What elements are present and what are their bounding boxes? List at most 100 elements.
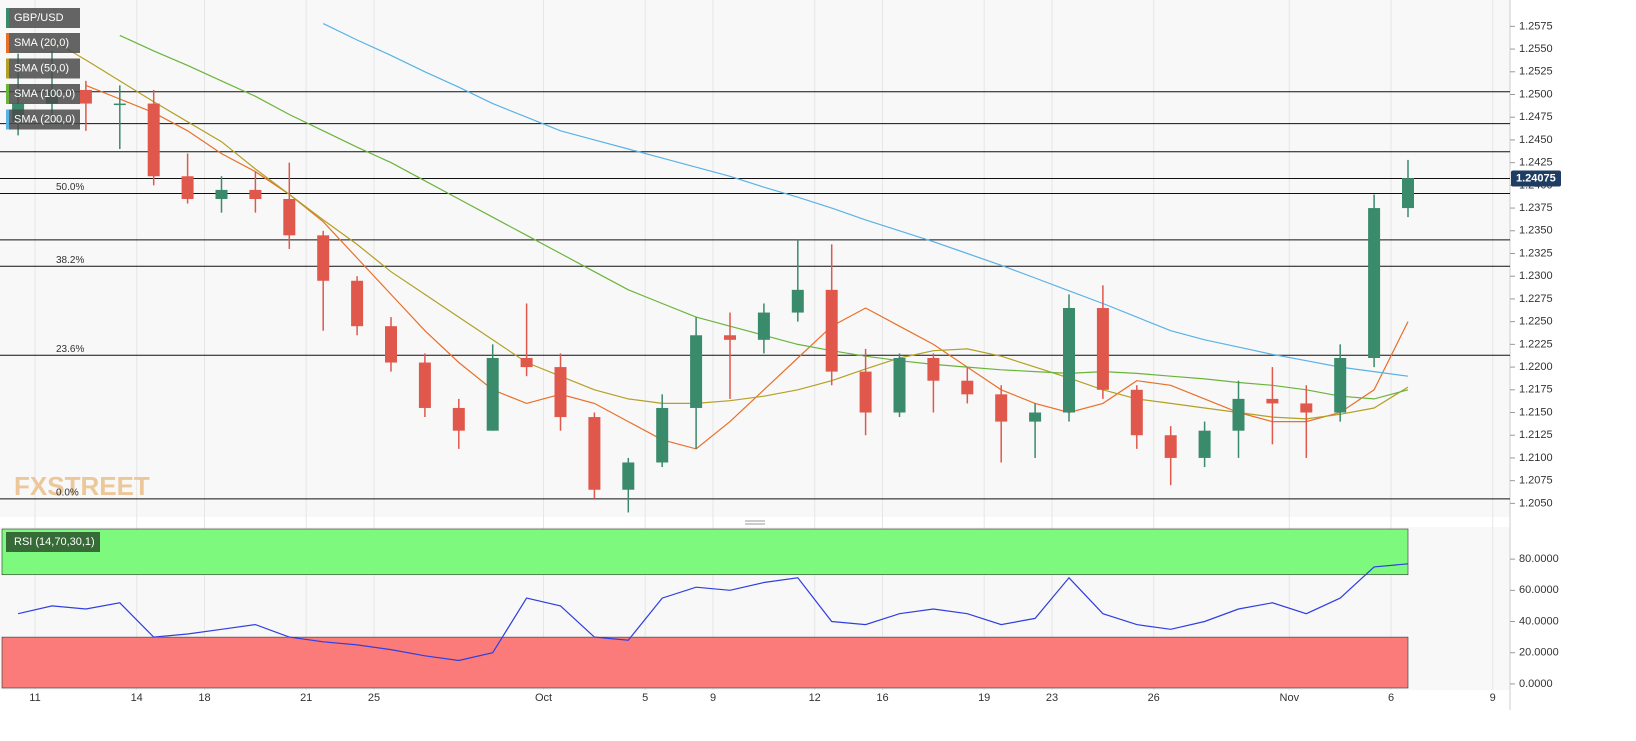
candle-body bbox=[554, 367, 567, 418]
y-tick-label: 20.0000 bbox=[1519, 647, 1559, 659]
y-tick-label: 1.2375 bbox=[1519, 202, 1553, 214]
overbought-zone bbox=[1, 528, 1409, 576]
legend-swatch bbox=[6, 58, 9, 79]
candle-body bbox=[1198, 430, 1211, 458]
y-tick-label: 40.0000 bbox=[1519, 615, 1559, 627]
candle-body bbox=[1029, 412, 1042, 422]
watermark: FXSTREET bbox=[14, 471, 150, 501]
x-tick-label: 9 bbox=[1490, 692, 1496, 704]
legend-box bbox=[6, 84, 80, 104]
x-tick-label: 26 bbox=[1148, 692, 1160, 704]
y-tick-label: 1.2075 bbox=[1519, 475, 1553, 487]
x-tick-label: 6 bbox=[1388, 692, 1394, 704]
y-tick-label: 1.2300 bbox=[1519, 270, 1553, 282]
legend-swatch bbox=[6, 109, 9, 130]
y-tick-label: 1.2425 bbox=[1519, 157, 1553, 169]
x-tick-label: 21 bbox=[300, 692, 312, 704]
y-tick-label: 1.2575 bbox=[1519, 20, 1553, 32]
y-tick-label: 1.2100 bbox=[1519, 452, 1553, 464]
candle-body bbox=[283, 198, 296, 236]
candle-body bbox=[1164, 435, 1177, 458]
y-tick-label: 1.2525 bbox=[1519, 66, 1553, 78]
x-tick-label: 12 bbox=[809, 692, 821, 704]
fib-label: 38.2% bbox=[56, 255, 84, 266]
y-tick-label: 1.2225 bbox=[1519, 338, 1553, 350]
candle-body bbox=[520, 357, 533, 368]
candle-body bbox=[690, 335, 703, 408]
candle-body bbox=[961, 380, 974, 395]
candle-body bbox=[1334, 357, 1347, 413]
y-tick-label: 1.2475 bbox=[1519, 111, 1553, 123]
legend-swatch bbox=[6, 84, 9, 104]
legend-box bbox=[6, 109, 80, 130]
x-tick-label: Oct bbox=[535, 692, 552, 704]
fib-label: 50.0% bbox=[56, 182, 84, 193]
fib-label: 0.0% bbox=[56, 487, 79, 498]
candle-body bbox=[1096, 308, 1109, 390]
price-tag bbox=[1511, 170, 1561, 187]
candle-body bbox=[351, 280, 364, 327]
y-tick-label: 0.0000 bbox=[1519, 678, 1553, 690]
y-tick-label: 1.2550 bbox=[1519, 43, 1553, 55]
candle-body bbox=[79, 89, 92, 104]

==================================================

= TASK INSTRUCTIONS =
Copy out every line of the material that contains the string "legend". The match is case-sensitive.

= FULL SOLUTION =
legend-swatch bbox=[6, 58, 9, 79]
legend-box bbox=[6, 84, 80, 104]
legend-swatch bbox=[6, 109, 9, 130]
legend-swatch bbox=[6, 84, 9, 104]
legend-box bbox=[6, 109, 80, 130]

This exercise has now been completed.